Stored items
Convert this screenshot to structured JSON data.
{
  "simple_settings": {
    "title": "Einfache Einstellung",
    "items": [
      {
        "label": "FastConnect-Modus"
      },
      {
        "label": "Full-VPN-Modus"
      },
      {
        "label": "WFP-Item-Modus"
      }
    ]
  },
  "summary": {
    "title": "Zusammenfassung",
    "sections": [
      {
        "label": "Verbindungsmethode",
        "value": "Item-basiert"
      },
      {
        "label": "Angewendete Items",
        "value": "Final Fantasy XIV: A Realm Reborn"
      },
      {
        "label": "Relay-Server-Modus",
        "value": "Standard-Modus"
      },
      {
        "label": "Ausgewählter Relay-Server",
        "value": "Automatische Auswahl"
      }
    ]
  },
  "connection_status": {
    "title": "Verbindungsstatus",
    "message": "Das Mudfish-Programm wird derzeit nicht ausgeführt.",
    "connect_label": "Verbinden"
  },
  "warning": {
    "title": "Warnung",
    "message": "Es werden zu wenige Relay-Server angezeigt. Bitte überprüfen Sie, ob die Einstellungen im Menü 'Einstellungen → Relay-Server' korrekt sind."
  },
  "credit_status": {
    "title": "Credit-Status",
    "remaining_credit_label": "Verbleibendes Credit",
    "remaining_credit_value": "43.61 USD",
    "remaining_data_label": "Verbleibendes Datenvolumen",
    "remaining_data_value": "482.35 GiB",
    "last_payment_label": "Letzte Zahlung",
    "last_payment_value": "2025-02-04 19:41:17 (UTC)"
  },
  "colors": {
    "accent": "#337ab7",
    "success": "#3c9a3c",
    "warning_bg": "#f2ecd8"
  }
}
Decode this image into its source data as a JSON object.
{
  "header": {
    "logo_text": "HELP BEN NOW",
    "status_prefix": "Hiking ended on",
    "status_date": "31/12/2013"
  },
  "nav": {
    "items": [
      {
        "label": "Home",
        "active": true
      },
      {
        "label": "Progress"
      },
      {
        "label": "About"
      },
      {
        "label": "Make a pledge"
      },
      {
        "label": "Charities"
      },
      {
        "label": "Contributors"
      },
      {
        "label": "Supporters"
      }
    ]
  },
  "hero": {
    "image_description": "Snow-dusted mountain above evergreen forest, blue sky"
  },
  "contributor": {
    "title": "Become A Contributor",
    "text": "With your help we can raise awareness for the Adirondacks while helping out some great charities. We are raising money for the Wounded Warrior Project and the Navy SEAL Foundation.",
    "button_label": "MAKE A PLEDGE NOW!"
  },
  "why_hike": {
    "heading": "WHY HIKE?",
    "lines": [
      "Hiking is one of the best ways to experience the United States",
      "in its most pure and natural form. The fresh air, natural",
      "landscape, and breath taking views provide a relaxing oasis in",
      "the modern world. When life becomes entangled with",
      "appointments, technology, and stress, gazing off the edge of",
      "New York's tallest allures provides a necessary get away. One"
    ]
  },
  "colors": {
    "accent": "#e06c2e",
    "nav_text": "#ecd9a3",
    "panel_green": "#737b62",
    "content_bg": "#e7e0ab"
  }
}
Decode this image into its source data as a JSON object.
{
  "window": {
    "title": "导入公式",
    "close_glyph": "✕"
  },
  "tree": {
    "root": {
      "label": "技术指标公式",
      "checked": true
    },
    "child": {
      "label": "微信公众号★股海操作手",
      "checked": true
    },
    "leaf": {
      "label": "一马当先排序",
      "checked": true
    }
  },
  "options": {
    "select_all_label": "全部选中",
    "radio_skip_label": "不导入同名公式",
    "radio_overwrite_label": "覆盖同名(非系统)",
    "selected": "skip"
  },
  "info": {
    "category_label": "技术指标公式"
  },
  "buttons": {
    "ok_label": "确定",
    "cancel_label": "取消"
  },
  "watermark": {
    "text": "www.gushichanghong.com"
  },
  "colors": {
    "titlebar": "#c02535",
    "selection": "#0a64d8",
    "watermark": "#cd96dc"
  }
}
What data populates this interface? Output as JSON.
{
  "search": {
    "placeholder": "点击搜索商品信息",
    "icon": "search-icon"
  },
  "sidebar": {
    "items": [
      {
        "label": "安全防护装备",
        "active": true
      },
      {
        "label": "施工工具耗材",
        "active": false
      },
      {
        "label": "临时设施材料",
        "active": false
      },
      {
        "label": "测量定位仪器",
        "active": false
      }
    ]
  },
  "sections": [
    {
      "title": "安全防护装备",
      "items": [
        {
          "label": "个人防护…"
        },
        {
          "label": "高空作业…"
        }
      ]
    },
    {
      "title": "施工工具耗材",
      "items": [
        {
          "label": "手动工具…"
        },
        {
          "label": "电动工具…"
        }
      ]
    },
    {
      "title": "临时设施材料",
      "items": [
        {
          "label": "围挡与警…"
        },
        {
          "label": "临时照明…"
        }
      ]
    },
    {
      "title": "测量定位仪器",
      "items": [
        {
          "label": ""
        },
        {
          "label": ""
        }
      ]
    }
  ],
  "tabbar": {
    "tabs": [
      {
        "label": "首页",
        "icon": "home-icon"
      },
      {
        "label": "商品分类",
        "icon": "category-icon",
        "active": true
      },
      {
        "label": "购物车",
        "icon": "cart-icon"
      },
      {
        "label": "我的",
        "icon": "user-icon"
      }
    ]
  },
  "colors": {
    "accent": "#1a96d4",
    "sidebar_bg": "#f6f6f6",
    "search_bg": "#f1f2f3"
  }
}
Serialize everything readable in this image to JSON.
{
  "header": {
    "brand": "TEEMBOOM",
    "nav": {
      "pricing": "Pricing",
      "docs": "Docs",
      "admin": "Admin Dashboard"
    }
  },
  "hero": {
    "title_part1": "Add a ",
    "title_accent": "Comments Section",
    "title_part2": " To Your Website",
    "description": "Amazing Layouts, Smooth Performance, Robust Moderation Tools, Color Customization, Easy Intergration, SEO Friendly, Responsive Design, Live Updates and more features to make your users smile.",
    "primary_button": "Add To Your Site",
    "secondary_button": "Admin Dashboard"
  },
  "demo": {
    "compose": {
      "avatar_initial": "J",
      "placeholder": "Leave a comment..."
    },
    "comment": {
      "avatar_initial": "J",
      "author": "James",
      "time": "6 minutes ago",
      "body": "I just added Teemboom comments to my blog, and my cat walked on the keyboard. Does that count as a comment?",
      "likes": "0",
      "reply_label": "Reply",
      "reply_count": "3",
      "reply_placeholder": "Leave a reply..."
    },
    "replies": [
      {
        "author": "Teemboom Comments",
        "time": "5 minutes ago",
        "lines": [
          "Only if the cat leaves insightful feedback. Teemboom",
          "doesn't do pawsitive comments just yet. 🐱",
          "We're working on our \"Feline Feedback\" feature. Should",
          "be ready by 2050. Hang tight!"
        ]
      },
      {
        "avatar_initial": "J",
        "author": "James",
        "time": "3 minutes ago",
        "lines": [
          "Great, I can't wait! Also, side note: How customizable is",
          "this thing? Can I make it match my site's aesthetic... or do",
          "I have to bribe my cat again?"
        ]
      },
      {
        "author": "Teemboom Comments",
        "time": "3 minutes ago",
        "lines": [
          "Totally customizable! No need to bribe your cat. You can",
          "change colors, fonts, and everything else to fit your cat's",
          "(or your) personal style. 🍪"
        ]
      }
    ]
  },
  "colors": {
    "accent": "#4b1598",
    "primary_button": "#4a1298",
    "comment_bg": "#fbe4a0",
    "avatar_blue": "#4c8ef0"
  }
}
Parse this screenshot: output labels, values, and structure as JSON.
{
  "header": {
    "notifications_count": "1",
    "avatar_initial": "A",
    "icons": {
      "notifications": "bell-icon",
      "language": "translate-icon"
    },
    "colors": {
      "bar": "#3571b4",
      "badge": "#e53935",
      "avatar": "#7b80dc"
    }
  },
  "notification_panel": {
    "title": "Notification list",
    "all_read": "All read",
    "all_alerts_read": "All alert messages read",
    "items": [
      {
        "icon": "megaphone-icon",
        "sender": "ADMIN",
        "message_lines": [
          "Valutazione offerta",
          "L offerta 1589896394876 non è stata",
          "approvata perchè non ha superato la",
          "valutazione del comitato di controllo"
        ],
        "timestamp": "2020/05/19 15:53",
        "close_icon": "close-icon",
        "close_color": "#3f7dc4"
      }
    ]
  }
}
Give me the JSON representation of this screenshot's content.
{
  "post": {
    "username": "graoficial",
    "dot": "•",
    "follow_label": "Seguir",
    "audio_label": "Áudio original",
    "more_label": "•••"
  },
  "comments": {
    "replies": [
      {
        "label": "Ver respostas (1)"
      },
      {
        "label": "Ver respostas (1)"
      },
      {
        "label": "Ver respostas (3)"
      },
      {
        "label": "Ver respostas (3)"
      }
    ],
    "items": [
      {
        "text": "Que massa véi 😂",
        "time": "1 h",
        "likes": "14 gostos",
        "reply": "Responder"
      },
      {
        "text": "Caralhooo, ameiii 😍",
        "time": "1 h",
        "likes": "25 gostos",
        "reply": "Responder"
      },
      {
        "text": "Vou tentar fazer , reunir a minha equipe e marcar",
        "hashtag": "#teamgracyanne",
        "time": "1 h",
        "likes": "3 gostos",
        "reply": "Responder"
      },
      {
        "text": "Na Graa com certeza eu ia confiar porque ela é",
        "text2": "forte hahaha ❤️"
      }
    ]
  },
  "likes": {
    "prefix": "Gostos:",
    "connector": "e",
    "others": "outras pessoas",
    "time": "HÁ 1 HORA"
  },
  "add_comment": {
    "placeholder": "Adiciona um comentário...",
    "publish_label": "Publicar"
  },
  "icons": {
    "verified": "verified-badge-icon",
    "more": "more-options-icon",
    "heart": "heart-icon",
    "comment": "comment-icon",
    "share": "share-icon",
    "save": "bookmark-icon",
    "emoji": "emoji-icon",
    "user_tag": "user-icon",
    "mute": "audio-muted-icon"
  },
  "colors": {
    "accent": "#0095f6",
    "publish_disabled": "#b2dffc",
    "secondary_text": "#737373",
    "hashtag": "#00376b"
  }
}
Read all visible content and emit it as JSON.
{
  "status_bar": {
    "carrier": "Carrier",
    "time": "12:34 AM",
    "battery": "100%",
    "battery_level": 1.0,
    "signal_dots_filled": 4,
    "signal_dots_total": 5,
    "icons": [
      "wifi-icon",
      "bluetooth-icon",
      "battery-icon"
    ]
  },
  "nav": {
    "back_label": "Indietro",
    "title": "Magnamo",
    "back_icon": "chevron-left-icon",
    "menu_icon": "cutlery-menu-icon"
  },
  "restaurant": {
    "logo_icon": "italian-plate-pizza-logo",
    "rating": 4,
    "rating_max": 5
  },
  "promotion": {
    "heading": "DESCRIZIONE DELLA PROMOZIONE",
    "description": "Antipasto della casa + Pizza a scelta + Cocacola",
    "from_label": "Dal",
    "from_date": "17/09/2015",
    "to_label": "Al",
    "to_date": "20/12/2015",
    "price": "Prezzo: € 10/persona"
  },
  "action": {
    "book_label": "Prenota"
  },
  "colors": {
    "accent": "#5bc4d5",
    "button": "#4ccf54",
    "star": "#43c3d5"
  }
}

(Exercise):
Identify the lines in the entries that hold "bribe" and return each one.

(Solution to this exercise):
          "I have to bribe my cat again?"
          "Totally customizable! No need to bribe your cat. You can",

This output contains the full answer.